■ AIM OF THE EXERCISE ■
Convert the records from the line containing "data-label: 437k bbox=[224, 282, 248, 294]" through the line containing "Localize each UI" into a Markdown table with the columns Row and Record line. Number each row, and leave out any blank lines.

# START OF DATA IN THIS EXERCISE

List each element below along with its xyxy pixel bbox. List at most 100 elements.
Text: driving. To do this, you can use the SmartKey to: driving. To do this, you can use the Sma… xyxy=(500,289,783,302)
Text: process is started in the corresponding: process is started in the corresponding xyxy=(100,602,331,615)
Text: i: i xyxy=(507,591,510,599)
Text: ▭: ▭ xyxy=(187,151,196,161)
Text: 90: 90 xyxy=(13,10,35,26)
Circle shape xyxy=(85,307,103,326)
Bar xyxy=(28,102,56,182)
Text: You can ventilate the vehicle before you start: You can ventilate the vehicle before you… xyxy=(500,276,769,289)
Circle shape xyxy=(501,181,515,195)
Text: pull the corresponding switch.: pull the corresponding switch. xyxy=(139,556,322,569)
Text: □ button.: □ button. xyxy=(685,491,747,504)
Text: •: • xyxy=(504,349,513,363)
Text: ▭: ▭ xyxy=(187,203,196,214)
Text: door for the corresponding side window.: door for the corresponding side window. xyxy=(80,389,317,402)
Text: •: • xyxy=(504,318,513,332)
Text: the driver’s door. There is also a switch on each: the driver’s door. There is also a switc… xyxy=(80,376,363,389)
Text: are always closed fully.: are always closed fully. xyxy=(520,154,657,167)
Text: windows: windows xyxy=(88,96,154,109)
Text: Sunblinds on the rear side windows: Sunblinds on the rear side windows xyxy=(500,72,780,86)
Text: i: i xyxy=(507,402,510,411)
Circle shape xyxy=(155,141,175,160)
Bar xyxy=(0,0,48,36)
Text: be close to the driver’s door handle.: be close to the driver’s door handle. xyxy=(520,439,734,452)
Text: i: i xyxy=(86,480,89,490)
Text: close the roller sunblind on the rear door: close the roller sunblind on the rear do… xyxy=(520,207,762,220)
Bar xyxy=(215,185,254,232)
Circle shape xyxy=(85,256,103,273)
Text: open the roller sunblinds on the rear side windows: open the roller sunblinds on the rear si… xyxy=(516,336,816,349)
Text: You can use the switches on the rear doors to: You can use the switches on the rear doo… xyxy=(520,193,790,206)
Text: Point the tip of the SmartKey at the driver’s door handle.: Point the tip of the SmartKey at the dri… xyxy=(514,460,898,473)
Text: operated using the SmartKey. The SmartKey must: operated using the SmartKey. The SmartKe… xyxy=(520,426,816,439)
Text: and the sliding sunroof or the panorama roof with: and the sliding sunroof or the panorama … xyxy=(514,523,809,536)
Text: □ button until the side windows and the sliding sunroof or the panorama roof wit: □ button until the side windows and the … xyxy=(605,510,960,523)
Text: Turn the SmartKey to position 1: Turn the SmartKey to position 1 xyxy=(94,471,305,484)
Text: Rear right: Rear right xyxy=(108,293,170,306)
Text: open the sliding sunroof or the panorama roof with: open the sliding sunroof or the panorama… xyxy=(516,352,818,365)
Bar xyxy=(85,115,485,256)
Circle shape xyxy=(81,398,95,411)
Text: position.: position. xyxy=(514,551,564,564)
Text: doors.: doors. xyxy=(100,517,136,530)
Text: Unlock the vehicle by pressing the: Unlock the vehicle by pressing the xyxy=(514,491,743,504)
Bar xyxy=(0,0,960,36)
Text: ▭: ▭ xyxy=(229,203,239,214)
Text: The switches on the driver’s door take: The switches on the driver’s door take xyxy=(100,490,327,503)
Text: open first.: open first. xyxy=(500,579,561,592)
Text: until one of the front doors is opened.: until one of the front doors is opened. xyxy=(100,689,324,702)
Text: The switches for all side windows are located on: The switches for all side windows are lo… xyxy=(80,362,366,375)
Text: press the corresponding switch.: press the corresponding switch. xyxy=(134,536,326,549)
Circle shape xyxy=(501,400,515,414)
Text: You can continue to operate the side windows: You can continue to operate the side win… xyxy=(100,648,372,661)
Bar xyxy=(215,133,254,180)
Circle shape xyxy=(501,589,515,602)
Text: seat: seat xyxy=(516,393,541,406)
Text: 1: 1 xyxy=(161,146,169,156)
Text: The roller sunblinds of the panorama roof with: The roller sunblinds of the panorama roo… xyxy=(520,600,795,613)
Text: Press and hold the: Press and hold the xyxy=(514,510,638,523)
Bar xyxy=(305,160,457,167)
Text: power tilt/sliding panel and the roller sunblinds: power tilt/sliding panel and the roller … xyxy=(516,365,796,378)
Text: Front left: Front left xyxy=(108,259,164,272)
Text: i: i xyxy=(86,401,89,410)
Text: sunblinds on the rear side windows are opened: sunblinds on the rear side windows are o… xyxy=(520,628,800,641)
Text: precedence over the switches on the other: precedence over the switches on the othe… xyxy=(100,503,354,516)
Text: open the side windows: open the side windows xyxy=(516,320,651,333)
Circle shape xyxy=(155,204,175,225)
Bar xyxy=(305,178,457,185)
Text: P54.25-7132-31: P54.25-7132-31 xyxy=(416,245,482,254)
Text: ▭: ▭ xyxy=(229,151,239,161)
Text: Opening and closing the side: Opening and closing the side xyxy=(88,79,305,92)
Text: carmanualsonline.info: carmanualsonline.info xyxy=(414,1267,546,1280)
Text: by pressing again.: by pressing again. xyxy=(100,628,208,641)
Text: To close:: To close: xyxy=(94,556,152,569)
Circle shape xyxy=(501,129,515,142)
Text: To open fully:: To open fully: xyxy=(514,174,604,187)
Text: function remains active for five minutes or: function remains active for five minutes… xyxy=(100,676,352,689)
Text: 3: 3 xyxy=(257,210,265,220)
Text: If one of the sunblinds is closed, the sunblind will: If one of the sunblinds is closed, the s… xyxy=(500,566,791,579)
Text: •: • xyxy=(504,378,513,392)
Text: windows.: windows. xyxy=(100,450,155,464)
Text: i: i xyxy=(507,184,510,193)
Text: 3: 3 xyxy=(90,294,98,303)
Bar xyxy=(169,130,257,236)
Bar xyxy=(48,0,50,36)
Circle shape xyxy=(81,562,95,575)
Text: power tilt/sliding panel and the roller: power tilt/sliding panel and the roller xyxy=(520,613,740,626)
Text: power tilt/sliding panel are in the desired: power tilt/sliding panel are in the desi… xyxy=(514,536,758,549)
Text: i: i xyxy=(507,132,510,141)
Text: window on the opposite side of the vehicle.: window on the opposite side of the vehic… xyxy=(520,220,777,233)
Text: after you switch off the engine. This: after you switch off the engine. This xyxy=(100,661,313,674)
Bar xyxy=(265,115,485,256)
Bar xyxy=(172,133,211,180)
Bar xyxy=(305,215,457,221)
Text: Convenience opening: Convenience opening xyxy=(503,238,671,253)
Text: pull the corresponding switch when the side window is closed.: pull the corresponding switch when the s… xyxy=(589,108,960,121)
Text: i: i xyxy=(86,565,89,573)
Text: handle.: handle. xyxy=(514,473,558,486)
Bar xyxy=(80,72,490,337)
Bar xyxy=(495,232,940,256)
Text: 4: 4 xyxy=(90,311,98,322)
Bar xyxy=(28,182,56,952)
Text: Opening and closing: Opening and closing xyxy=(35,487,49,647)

# END OF DATA IN THIS EXERCISE
# START OF DATA IN THIS EXERCISE

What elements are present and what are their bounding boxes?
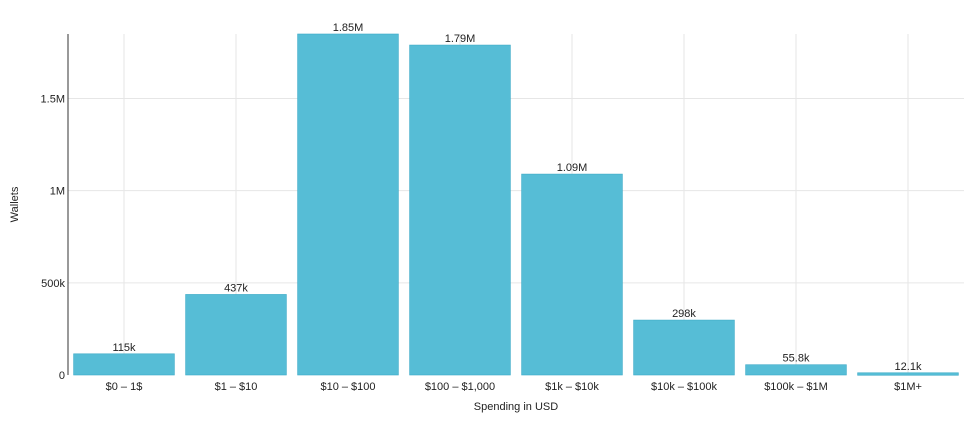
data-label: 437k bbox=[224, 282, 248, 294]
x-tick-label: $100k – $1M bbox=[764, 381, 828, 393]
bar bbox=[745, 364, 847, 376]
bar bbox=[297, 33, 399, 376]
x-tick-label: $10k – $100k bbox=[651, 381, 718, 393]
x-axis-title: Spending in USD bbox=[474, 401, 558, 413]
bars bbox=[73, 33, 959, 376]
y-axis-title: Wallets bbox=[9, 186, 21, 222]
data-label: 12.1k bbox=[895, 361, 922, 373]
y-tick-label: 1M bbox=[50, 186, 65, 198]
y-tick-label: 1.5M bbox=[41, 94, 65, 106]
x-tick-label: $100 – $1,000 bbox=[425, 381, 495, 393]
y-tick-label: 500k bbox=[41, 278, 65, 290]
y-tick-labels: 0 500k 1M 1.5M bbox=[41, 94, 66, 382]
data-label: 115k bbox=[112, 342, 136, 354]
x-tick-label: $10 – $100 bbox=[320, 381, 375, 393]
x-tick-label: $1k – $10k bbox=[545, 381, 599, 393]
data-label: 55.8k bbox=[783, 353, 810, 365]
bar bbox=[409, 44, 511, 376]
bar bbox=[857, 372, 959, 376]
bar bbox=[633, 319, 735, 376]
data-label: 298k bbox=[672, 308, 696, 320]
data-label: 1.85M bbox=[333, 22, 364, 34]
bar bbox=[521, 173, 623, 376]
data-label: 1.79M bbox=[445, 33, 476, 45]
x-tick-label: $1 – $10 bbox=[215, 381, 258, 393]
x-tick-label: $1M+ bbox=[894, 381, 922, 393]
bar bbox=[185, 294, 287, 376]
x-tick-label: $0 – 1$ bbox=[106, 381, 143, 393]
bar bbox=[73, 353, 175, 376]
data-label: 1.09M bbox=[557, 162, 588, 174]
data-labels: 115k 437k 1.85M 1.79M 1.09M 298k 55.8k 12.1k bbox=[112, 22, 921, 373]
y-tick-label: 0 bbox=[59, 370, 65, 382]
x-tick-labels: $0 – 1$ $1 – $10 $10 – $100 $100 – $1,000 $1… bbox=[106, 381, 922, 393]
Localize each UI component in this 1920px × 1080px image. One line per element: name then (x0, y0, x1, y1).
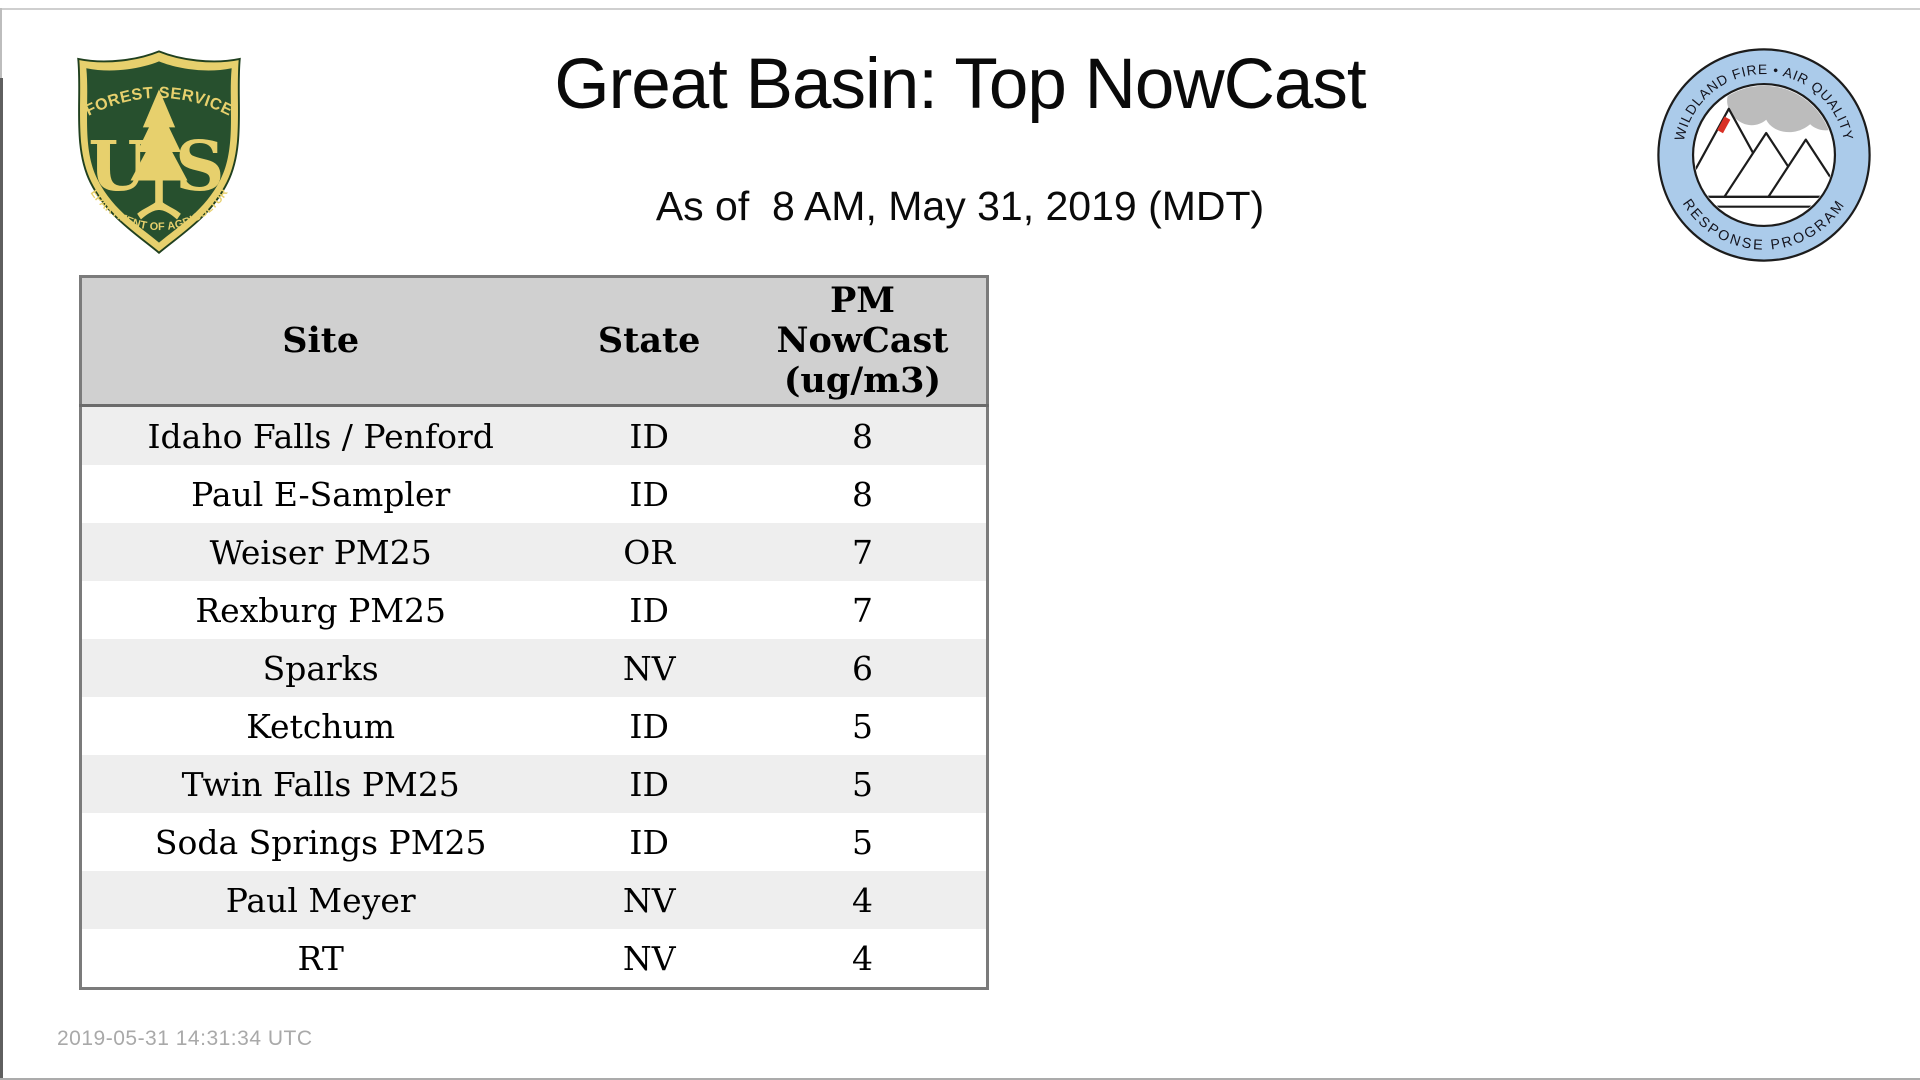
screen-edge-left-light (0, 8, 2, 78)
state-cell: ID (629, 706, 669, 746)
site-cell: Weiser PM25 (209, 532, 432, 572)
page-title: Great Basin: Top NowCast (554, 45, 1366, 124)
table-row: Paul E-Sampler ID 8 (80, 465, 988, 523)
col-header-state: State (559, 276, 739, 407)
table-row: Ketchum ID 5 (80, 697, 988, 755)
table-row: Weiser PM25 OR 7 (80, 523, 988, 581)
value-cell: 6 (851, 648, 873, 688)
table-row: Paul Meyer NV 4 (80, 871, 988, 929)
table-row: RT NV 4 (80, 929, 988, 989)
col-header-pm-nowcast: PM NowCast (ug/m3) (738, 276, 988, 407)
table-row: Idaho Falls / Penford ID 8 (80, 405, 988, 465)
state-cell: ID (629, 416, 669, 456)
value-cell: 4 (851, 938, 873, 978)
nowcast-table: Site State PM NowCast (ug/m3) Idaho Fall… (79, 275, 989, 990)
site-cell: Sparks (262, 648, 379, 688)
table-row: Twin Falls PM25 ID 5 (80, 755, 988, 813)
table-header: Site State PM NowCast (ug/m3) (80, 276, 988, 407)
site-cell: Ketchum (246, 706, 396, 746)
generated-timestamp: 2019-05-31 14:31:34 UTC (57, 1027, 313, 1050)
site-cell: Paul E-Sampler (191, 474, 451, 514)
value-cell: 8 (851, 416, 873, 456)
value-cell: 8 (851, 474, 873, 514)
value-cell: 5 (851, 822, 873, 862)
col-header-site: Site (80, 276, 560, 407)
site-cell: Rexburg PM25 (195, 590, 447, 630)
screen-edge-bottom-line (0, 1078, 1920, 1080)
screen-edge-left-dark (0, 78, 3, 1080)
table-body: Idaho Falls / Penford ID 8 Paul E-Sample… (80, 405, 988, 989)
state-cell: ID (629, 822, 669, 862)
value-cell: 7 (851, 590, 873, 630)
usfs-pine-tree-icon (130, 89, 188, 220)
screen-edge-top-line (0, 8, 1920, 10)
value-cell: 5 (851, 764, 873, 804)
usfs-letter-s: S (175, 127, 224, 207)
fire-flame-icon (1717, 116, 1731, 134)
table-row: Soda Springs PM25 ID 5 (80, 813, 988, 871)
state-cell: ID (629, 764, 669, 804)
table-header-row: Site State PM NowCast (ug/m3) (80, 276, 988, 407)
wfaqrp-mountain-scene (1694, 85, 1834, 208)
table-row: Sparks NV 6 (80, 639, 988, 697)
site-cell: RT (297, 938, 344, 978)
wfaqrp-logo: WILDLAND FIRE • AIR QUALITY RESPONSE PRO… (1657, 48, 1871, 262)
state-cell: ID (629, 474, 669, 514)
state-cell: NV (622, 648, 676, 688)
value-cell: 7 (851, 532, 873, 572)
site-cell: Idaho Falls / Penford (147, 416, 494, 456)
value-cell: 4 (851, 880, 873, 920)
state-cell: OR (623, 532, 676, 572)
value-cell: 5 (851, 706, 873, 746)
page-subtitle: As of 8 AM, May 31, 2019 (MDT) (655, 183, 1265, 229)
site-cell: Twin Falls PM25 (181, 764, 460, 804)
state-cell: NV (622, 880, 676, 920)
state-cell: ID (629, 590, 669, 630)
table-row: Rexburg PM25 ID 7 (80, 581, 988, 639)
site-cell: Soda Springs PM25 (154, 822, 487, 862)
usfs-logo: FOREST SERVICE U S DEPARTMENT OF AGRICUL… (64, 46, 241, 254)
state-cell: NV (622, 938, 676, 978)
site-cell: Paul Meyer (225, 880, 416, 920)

# END OF DATA IN THIS EXERCISE

■ RESULT BELOW ■
| Row | Record line |
|---|---|
| 1 | data-label: 437k bbox=[224, 282, 248, 294] |
| 2 | x-tick-label: $100k – $1M bbox=[764, 381, 828, 393] |
| 3 | bar bbox=[745, 364, 847, 376] |
| 4 | bar bbox=[297, 33, 399, 376] |
| 5 | x-tick-label: $10k – $100k bbox=[651, 381, 718, 393] |
| 6 | x-axis-title: Spending in USD bbox=[474, 401, 558, 413] |
| 7 | bars bbox=[73, 33, 959, 376] |
| 8 | y-axis-title: Wallets bbox=[9, 186, 21, 222] |
| 9 | data-label: 12.1k bbox=[895, 361, 922, 373] |
| 10 | y-tick-label: 1M bbox=[50, 186, 65, 198] |
| 11 | y-tick-label: 1.5M bbox=[41, 94, 65, 106] |
| 12 | x-tick-label: $100 – $1,000 bbox=[425, 381, 495, 393] |
| 13 | y-tick-label: 500k bbox=[41, 278, 65, 290] |
| 14 | y-tick-labels: 0 500k 1M 1.5M bbox=[41, 94, 66, 382] |
| 15 | data-label: 115k bbox=[112, 342, 136, 354] |
| 16 | x-tick-label: $10 – $100 bbox=[320, 381, 375, 393] |
| 17 | x-tick-label: $1k – $10k bbox=[545, 381, 599, 393] |
| 18 | data-label: 55.8k bbox=[783, 353, 810, 365] |
| 19 | bar bbox=[409, 44, 511, 376] |
| 20 | bar bbox=[857, 372, 959, 376] |
| 21 | bar bbox=[633, 319, 735, 376] |
| 22 | data-label: 298k bbox=[672, 308, 696, 320] |
| 23 | data-label: 1.85M bbox=[333, 22, 364, 34] |
| 24 | bar bbox=[521, 173, 623, 376] |
| 25 | data-label: 1.79M bbox=[445, 33, 476, 45] |
| 26 | x-tick-label: $1 – $10 bbox=[215, 381, 258, 393] |
| 27 | x-tick-label: $1M+ bbox=[894, 381, 922, 393] |
| 28 | bar bbox=[185, 294, 287, 376] |
| 29 | x-tick-label: $0 – 1$ bbox=[106, 381, 143, 393] |
| 30 | bar bbox=[73, 353, 175, 376] |
| 31 | data-label: 1.09M bbox=[557, 162, 588, 174] |
| 32 | data-labels: 115k 437k 1.85M 1.79M 1.09M 298k 55.8k 12.1k bbox=[112, 22, 921, 373] |
| 33 | y-tick-label: 0 bbox=[59, 370, 65, 382] |
| 34 | x-tick-labels: $0 – 1$ $1 – $10 $10 – $100 $100 – $1,000 $1… bbox=[106, 381, 922, 393] |
| 35 | Localize each UI component in this 1920px × 1080px image. One line per element: name then (x0, y0, x1, y1). |